** Start of Entries supplied **
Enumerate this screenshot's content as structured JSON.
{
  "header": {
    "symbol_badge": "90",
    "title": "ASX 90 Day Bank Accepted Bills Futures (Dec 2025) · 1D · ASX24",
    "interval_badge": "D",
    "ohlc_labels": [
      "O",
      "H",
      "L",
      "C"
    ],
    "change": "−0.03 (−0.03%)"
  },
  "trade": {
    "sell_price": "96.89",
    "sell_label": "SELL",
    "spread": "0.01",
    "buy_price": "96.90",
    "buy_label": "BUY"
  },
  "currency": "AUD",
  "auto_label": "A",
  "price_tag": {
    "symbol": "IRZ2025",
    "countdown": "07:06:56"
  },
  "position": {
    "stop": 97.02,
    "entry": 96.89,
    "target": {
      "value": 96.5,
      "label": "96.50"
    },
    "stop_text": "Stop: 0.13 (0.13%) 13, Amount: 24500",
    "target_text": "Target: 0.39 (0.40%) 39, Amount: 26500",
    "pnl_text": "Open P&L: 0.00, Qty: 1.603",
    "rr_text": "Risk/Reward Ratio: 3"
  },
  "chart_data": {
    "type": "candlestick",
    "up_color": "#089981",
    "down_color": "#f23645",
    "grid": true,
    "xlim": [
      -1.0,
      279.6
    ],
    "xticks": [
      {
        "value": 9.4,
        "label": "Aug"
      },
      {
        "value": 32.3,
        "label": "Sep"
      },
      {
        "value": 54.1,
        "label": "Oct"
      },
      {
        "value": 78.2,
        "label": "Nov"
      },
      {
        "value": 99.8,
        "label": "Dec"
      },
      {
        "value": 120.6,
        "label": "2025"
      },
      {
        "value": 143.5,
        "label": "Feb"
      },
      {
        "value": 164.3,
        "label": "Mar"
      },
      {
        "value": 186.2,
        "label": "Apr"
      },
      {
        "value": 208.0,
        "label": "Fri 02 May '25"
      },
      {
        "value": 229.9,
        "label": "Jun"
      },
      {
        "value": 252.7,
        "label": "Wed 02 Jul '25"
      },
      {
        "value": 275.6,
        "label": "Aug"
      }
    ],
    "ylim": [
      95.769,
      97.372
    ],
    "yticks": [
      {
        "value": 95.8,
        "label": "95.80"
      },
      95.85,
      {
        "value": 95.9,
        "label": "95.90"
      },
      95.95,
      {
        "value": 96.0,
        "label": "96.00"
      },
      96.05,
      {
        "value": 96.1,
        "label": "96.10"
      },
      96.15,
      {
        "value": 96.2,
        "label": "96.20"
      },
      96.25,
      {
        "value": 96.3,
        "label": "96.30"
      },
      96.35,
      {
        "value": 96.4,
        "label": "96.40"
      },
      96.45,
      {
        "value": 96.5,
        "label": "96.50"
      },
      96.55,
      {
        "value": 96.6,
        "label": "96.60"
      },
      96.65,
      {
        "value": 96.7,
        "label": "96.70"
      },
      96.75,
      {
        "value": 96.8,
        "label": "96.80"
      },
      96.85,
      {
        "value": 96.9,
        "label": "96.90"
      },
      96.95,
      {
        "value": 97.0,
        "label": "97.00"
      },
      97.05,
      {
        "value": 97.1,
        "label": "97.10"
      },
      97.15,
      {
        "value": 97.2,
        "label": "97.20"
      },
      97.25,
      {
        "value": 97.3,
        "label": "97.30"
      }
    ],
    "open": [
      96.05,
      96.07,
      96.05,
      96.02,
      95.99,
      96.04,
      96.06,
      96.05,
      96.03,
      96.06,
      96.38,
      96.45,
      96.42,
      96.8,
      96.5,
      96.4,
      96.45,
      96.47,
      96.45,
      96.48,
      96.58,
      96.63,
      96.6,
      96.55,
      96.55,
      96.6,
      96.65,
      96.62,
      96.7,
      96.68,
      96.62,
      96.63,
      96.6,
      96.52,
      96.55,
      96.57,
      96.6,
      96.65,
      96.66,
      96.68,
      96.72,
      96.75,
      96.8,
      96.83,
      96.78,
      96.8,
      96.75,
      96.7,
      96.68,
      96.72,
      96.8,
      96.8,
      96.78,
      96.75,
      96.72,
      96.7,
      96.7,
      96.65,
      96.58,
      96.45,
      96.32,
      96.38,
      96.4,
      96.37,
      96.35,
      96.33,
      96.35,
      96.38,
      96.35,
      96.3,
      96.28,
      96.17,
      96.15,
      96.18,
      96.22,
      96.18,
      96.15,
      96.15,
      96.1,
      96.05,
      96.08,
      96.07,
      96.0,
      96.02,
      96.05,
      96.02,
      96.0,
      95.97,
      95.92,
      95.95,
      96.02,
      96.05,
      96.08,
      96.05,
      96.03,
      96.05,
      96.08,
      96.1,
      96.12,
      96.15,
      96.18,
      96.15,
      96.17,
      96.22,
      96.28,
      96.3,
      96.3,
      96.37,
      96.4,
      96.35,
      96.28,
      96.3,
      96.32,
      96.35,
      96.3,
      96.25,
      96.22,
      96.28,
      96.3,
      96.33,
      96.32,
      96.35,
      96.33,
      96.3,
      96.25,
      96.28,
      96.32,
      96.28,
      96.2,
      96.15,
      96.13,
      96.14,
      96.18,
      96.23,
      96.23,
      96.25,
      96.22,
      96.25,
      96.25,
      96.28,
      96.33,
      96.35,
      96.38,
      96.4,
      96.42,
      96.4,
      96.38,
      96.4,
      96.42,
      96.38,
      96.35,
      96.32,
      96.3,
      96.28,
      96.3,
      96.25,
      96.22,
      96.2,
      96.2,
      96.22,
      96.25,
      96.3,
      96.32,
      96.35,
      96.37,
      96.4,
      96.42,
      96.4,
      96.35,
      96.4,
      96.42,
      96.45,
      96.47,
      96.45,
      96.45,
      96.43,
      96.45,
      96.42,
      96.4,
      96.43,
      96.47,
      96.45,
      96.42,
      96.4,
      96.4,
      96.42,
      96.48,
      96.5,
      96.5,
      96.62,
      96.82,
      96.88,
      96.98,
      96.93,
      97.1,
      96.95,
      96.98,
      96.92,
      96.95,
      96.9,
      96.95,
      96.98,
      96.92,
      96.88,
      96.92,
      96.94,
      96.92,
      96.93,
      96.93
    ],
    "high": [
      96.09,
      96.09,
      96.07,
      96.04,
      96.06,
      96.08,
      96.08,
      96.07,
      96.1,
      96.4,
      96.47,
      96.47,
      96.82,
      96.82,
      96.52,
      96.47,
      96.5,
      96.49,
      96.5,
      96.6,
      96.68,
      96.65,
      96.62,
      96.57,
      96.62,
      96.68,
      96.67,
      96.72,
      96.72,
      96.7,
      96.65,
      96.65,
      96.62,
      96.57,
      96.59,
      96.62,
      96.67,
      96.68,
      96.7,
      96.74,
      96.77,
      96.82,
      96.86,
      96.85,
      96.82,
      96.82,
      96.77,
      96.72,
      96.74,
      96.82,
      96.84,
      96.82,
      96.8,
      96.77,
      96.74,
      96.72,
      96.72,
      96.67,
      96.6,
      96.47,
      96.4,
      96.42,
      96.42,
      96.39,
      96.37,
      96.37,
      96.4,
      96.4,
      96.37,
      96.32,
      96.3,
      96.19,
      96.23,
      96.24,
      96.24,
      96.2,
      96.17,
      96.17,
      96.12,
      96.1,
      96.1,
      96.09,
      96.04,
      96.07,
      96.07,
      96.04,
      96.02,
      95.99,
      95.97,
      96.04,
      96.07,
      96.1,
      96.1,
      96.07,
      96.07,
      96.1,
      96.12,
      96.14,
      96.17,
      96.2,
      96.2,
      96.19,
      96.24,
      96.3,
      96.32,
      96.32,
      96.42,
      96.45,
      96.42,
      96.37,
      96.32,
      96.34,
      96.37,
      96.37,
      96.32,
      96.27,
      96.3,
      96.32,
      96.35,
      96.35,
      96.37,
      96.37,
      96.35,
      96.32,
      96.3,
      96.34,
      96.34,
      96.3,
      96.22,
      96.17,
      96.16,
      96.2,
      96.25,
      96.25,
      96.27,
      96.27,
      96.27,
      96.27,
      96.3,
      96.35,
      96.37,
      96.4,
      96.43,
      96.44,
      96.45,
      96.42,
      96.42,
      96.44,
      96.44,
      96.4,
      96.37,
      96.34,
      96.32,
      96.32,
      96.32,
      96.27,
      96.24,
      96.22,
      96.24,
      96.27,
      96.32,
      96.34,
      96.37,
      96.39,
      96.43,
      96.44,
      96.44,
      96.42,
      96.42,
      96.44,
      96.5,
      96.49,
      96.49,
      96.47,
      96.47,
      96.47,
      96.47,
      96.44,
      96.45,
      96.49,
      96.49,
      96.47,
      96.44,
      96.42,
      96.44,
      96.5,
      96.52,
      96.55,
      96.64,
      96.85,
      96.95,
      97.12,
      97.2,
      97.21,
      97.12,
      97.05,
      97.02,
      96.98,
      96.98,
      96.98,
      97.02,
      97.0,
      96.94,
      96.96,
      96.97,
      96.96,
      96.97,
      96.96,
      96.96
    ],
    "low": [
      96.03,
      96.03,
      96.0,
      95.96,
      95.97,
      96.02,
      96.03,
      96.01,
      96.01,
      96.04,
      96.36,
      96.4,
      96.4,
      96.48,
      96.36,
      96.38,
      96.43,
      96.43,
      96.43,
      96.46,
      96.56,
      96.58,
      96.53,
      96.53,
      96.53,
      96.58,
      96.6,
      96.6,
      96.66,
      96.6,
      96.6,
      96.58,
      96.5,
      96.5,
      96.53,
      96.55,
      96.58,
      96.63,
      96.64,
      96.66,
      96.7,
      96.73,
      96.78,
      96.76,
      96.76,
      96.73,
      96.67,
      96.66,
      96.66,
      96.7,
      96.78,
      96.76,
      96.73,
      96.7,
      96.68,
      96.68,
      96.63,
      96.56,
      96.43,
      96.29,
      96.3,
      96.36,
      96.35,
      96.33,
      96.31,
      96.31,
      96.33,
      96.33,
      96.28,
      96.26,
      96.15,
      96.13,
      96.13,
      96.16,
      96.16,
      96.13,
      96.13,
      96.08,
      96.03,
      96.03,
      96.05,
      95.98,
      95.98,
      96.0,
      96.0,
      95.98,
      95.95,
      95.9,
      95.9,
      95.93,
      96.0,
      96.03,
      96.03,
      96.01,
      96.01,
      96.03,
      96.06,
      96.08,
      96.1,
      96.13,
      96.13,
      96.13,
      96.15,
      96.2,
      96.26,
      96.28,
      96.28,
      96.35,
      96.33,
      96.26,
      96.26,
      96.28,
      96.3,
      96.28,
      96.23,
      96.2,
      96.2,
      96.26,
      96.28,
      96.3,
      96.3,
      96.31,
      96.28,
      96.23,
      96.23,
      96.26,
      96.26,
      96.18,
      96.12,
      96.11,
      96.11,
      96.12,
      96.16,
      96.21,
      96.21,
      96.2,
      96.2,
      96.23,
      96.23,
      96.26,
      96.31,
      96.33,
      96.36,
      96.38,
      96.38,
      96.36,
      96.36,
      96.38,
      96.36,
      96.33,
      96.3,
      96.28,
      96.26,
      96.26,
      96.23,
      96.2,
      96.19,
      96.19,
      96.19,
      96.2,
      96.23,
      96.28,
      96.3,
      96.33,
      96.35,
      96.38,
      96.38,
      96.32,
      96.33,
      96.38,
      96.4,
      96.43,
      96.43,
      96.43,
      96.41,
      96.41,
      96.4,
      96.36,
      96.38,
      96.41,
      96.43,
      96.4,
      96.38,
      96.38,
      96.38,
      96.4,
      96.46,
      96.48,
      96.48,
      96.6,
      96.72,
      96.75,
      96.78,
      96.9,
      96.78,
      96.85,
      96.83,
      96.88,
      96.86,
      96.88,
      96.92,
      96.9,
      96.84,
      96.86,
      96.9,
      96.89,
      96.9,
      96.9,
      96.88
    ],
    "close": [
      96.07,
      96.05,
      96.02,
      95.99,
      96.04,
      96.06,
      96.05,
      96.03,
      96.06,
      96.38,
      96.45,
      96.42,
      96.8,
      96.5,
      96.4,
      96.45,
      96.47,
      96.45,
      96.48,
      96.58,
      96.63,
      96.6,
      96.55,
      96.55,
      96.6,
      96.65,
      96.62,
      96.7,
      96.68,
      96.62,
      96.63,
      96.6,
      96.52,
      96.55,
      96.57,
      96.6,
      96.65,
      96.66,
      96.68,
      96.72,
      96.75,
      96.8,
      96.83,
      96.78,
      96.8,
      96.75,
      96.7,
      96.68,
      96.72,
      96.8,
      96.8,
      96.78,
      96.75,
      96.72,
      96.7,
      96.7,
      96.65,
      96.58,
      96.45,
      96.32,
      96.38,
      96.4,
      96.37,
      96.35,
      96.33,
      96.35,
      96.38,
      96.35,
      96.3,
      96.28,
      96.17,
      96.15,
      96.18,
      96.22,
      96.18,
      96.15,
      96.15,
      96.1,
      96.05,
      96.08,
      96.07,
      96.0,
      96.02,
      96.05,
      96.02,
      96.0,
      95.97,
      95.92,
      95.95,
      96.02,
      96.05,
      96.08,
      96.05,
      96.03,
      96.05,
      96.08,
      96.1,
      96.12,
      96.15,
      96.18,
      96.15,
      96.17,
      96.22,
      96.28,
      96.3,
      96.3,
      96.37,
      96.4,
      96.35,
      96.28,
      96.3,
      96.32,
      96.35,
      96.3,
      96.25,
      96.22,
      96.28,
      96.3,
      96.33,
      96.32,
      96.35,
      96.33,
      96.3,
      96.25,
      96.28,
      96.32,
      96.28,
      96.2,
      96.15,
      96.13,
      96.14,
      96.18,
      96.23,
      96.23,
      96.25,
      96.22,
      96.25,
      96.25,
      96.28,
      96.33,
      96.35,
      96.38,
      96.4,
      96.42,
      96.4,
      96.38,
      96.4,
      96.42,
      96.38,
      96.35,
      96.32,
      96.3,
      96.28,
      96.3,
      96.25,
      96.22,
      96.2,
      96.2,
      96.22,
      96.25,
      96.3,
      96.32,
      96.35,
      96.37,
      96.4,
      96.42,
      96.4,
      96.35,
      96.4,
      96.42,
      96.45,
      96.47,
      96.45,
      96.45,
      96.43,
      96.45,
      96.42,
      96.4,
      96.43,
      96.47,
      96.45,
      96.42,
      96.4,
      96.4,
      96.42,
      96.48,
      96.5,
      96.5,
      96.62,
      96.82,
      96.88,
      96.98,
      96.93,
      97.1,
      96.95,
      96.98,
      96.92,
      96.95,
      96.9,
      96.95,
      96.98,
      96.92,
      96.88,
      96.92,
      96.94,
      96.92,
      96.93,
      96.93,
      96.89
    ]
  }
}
** End of Entries supplied **
▶ _What you need to do_
Provide only the count of lines in the material above that hold the word "Amount".

▶ _Exercise output_
2